### Texto para revisar
◇ ◇ ◇
Soy un rookie absoluto en lo que respecta al cine tailandés (en mi nube de palabras clave no existía hasta que he publicado este texto) y aunque es imposible que pueda hacerme una idea de conjunto, lo cierto es que me alegro de haber acertado con la puerta de entrada que el azar me ha brindado. Me he estrenado con Happy Old Year (2019) de Nawapol Thamrongrattanarit, candidata de este país al mejor filme extranjero en la anterior edición de los Oscar, aunque no llegó a finalista.
Puedo entender perfectamente qué hace que las audiencias occidentales se sientan atraídas por esta película: exhibe una anécdota y un estilo narrativo que beben directamente de la tradición más pura y ortodoxa del cine indie. Protagonista introvertido y con dificultades de relación y comunicación, reto de superación personal y creativo que abarca todo el argumento, momentos que rozan la perfección, humor sutil a partir de interacciones sociales, dosificación deliberada de la información al servicio de la trama principal, recursos dramáticos y estéticos bien conocidos (reacciones tardías, planos fijos y sin apenas movimiento para los momentos más intensos, rótulos para pautar la historia), narración occidentalizada... Es como si el mismísimo Hal Hartley hubiera colaborado como consultor-asesor en todos estos ámbitos. Happy Old Year replica a la perfección aquel cine indie de finales de los ochenta y principios de los noventa que exhibían con seguridad su alternativa estética y sentimental al cine comercial para públicos masivos. Ahora --con tanta acumulación de títulos y cineastas debutantes-- cuesta más encontrar esa originalidad, en parte también porque la mayoría de estas aportaciones fueron debidamente fagocitadas y tuneadas por las grandes producciones. La cosa es que filmes como el de Thamrongrattanarit nos retrotraen a una época en que historias como la de Jean encandilaban por su novedosa simplicidad --¡Qué lejos aquel Sexo, mentiras y cintas de vídeo en 1989!--, su habilidad para retorcer una trama mínima y extraer de ella un relato.
◇ ◇ ◇
### Tarea asignada A
Reproduce sin cambios el fragmento de la reseña sobre Happy Old Year que va desde "Soy un rookie" hasta "llegó a finalista.", ambos incluidos.
### Tarea asignada B
Resume en menos palabras el párrafo de la reseña sobre Happy Old Year que empieza con "Soy un rookie absoluto", conservando sus datos principales.

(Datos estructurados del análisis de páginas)
◇ ◇ ◇
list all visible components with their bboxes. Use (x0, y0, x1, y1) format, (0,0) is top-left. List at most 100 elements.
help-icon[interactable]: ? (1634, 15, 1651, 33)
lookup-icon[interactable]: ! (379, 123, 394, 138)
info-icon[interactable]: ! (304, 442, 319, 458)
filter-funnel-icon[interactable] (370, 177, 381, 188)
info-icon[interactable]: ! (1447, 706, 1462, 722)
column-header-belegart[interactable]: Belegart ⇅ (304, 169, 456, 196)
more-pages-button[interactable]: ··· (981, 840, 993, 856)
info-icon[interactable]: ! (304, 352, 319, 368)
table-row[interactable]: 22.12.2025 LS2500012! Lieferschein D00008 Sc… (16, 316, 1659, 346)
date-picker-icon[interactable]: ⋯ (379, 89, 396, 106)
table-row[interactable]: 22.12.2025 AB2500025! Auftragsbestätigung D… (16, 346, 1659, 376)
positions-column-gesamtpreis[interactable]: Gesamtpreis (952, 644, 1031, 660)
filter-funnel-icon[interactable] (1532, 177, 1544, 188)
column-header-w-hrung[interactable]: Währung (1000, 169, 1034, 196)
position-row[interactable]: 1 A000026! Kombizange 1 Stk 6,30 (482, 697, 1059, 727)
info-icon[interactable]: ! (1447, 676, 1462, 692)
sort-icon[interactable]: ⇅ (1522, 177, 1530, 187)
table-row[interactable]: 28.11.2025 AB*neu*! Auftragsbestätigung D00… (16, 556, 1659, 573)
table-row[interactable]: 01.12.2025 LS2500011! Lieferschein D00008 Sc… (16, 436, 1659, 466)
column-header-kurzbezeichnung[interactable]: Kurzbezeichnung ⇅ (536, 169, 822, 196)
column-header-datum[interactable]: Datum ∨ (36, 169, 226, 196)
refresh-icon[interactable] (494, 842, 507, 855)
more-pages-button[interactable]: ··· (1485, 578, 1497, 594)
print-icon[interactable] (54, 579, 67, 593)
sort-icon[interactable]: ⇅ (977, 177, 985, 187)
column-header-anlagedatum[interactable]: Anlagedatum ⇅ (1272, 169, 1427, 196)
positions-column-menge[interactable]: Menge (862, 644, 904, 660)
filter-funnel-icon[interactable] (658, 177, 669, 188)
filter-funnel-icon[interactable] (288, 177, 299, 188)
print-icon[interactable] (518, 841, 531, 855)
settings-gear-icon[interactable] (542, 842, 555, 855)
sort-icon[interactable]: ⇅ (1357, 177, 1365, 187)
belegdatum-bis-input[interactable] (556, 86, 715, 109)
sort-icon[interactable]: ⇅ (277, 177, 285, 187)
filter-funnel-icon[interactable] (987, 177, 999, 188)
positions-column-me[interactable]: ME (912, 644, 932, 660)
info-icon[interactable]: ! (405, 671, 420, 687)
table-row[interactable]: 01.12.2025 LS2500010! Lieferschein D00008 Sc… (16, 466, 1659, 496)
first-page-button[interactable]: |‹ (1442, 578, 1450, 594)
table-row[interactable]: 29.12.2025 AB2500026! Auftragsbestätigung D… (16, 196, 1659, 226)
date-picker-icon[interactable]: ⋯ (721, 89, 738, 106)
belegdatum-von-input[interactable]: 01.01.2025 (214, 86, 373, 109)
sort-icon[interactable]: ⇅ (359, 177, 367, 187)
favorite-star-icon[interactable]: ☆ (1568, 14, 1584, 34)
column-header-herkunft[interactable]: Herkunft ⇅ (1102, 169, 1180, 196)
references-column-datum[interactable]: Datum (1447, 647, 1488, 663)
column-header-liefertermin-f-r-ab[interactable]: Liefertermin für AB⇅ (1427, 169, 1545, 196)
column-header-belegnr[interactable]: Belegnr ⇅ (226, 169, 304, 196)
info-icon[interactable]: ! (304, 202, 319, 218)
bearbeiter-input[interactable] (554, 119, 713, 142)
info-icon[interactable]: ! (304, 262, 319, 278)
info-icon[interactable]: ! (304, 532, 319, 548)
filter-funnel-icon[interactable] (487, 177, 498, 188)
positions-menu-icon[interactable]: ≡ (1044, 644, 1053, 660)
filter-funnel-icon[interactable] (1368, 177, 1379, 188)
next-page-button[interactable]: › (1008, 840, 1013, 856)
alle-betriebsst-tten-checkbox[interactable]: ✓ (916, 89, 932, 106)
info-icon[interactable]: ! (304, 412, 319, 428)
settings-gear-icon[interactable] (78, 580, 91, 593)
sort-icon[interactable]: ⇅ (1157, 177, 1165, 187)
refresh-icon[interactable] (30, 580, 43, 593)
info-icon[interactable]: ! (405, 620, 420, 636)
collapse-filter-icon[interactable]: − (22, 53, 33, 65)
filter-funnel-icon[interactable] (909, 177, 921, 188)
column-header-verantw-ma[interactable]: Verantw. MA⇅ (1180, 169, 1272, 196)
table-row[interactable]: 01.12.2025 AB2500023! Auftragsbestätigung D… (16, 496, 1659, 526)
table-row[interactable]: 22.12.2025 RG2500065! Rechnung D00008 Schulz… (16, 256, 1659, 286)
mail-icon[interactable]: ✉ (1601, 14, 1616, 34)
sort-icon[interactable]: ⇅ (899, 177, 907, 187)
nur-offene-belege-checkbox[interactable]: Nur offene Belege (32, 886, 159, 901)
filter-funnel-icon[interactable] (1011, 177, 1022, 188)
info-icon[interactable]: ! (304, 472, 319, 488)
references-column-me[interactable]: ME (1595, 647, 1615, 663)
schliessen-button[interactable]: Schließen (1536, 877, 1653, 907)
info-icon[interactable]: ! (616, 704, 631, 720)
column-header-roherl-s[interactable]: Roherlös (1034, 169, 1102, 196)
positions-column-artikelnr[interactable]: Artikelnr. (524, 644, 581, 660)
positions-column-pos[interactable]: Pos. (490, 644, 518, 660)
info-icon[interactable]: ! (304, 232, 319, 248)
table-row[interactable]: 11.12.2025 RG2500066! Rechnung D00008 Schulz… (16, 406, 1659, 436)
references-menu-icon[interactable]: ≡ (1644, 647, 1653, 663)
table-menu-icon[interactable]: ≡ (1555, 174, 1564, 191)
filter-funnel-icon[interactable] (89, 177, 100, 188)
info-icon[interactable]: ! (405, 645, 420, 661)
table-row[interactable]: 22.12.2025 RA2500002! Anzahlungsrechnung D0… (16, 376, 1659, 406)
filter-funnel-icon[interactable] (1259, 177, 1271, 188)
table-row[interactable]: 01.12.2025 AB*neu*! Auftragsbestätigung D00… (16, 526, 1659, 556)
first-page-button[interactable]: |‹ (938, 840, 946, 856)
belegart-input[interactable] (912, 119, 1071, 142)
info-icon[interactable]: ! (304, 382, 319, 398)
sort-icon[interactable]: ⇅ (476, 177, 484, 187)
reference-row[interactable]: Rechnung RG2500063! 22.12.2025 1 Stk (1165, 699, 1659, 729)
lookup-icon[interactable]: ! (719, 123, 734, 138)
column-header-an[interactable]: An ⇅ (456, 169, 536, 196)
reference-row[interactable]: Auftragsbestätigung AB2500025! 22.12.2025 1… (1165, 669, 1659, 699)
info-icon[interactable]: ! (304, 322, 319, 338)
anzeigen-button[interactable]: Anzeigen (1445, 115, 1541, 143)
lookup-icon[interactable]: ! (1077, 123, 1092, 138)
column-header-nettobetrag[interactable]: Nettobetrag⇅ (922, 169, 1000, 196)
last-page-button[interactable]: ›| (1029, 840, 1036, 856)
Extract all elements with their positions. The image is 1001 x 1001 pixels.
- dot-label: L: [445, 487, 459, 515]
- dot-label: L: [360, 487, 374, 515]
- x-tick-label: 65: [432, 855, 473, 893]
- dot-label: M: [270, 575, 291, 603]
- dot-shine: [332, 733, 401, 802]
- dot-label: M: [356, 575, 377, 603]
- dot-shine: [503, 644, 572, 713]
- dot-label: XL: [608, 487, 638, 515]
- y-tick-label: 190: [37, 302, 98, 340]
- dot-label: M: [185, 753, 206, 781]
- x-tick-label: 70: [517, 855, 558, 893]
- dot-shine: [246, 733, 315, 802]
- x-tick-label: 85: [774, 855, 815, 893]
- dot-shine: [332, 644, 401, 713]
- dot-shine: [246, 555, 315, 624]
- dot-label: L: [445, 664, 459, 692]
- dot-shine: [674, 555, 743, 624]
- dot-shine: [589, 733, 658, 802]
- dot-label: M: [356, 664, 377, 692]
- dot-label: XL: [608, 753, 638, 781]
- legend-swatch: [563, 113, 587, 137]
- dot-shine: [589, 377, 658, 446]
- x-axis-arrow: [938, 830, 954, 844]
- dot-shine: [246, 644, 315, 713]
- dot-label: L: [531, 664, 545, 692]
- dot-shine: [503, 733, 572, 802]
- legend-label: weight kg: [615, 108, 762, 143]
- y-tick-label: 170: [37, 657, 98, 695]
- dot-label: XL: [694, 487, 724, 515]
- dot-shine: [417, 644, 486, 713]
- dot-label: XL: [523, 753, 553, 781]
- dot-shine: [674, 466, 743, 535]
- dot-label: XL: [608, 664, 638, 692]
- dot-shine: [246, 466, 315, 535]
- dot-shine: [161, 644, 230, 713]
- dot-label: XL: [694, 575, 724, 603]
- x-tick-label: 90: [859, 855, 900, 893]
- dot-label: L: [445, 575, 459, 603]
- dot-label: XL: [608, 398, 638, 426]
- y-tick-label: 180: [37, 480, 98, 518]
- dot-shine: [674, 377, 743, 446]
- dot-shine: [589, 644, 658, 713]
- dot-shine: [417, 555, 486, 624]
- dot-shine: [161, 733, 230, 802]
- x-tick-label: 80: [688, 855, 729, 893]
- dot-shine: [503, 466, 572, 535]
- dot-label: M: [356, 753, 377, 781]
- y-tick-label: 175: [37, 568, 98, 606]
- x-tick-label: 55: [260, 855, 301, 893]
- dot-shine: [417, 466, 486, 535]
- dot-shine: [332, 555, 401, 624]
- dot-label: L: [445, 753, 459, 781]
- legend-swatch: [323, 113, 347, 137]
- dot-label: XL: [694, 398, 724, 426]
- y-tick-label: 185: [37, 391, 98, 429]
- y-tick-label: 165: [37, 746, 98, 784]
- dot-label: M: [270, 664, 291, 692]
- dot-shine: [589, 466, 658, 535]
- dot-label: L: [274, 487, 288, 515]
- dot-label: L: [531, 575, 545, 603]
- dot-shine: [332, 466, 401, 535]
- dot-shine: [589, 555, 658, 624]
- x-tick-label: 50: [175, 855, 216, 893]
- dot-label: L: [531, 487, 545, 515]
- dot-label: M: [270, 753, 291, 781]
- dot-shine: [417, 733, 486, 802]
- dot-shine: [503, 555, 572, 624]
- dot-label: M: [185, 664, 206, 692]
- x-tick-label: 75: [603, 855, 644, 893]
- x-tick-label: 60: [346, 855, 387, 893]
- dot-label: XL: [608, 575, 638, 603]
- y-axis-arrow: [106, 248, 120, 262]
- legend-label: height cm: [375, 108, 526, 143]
◇ ◇ ◇
### Respuesta A
Soy un rookie absoluto en lo que respecta al cine tailandés (en mi nube de palabras clave no existía hasta que he publicado este texto) y aunque es imposible que pueda hacerme una idea de conjunto, lo cierto es que me alegro de haber acertado con la puerta de entrada que el azar me ha brindado. Me he estrenado con Happy Old Year (2019) de Nawapol Thamrongrattanarit, candidata de este país al mejor filme extranjero en la anterior edición de los Oscar, aunque no llegó a finalista.

### Respuesta B
Apenas conozco el cine tailandés y no puedo formarme una idea de conjunto, pero me alegra la puerta de entrada que me ofreció el azar: Happy Old Year (2019), de Nawapol Thamrongrattanarit. Fue la candidata de Tailandia a mejor película extranjera en la edición anterior de los Oscar, aunque no llegó a finalista.